--- START OF Recorded information ---

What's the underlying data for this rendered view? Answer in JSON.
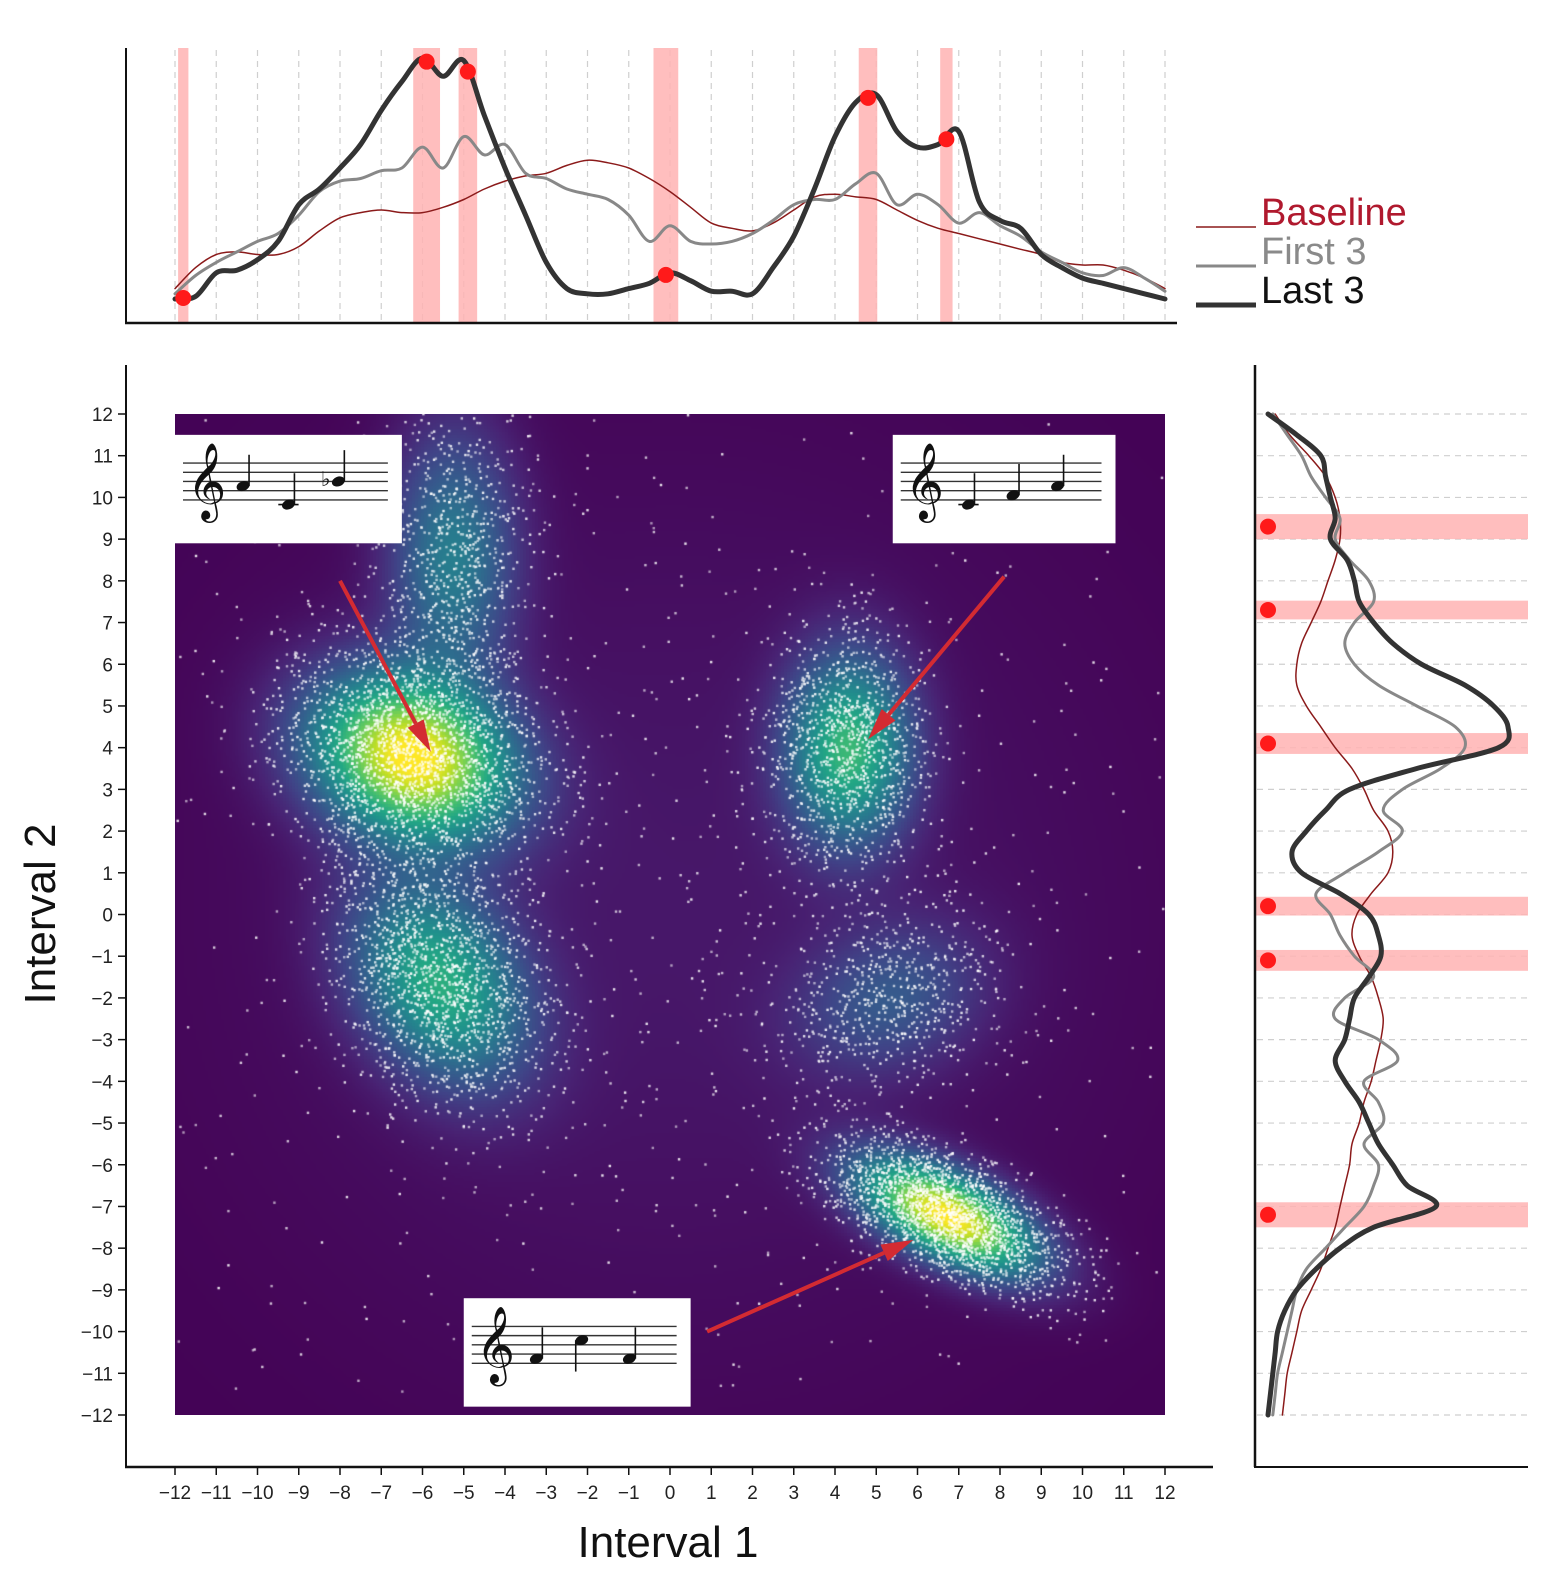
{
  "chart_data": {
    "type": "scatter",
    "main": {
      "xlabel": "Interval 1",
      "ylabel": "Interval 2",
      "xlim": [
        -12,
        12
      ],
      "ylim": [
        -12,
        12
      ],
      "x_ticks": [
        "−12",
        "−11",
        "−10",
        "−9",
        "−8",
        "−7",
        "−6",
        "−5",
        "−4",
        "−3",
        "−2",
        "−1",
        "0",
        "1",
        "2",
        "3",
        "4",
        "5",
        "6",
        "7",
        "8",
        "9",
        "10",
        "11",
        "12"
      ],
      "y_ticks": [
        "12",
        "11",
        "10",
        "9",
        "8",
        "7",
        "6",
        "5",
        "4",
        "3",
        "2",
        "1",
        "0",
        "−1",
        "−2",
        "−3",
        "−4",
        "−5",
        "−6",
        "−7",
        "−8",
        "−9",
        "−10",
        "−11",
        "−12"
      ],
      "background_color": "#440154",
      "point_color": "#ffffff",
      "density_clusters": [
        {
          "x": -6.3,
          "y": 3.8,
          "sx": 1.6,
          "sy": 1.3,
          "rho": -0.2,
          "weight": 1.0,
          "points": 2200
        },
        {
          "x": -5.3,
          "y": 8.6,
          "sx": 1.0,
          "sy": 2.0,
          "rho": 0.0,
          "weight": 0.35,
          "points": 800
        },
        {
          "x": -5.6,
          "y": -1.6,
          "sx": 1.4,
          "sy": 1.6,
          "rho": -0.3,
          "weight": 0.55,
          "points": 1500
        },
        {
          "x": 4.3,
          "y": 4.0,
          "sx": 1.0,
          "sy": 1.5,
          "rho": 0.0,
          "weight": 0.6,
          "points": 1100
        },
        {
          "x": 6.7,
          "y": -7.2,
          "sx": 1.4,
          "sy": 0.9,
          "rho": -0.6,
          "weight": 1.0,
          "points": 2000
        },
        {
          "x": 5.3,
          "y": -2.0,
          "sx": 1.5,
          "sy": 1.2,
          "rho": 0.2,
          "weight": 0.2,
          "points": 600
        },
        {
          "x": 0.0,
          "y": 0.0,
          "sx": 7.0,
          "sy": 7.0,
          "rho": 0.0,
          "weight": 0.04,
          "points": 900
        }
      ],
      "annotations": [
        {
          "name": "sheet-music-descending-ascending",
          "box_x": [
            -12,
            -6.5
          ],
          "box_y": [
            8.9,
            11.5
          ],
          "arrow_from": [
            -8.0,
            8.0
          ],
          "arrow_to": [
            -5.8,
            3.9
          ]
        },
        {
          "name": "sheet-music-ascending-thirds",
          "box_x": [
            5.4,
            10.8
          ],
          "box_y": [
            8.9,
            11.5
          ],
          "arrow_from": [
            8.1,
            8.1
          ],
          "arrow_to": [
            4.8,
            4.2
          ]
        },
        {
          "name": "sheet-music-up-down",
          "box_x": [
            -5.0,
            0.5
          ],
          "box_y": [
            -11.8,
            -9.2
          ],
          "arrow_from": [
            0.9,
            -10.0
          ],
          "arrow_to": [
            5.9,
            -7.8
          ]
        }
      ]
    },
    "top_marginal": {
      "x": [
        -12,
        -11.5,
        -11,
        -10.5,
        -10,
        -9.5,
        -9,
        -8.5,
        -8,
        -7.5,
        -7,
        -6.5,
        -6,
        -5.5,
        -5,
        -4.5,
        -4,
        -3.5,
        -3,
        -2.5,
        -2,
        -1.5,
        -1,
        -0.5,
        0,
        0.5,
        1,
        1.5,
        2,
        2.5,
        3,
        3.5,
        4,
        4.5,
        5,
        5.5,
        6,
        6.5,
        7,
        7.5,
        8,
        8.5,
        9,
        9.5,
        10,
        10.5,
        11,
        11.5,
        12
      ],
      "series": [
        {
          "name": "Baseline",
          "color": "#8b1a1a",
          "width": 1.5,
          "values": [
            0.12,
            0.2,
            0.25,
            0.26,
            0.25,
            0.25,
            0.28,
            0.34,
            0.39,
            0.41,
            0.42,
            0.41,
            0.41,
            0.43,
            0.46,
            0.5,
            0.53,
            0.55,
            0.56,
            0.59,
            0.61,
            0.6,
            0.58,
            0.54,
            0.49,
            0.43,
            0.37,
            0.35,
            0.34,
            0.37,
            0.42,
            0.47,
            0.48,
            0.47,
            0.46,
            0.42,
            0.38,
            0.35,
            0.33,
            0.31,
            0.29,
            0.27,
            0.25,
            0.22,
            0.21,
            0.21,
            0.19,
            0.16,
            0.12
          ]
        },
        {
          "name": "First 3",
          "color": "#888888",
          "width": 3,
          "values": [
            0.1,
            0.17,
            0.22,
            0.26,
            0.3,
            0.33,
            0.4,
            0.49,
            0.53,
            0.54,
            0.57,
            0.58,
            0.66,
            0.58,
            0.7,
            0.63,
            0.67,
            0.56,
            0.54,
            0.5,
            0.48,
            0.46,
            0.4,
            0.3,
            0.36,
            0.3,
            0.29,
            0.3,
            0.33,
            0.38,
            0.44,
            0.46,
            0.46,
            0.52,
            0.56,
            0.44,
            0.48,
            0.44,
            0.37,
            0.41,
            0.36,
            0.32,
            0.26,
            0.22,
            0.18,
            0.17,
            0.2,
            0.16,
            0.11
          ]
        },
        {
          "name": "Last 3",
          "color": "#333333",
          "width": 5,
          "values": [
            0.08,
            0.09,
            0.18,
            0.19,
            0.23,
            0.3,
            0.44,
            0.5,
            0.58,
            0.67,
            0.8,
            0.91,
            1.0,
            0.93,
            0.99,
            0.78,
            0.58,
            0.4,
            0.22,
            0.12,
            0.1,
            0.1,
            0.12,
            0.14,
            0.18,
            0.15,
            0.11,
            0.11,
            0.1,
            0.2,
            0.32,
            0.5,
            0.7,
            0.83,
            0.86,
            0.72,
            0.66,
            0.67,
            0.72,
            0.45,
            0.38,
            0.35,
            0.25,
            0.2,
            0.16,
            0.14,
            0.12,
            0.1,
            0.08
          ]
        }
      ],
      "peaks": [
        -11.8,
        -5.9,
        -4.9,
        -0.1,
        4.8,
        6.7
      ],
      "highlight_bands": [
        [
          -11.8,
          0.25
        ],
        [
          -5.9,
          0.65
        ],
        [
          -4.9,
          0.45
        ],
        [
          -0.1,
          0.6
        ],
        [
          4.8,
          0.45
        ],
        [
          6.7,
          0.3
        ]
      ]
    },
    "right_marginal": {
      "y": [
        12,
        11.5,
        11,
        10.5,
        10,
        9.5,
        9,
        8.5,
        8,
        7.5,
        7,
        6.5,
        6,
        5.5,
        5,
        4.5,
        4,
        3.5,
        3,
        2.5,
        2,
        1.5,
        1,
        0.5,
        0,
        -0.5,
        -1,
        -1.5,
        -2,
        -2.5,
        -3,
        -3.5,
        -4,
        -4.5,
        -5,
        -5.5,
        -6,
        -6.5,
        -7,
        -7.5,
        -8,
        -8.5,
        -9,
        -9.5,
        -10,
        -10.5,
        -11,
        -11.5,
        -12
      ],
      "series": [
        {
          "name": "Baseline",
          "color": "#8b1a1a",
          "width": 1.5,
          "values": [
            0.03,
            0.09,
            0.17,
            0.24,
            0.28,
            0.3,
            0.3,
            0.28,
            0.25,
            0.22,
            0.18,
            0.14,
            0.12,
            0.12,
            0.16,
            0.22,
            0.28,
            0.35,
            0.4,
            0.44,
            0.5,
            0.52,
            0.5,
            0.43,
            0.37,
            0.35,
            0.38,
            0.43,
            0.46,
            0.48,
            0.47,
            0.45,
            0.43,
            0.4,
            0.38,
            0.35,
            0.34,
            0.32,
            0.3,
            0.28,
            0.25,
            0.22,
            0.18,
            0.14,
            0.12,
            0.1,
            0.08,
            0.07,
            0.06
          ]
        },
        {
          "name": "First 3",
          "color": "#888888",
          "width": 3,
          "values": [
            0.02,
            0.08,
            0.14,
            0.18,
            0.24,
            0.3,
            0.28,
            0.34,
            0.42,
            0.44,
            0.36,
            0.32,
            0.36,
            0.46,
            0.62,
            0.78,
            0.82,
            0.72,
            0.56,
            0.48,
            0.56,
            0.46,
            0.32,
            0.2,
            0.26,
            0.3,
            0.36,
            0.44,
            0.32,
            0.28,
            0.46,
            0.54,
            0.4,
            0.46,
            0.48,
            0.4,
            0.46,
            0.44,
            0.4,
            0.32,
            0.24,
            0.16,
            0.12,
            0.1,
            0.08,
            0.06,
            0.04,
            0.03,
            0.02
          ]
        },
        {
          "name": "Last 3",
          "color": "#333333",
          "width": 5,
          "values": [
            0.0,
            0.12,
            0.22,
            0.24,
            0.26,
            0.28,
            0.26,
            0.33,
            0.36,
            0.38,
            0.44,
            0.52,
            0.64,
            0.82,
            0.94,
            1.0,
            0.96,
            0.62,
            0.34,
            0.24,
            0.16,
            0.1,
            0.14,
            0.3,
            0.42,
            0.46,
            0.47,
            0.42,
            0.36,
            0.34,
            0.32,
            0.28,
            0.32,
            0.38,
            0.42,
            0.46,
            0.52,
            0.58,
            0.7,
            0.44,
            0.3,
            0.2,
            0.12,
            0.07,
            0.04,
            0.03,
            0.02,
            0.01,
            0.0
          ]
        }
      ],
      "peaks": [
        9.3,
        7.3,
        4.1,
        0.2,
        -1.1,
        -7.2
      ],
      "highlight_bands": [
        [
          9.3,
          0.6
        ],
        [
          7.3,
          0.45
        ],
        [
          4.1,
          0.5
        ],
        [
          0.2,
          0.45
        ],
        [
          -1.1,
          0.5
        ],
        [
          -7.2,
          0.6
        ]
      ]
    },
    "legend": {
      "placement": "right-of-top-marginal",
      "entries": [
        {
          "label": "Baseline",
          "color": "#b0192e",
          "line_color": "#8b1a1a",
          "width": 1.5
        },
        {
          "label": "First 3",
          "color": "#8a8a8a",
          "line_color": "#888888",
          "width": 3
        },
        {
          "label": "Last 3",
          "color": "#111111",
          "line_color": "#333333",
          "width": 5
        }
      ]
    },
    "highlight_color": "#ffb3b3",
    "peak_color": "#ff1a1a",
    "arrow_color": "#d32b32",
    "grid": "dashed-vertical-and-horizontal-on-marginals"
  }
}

--- END OF Recorded information ---

Aim of the task - Within the data above, pick out all lines holding the word "Interval".

Task response -
      "xlabel": "Interval 1",
      "ylabel": "Interval 2",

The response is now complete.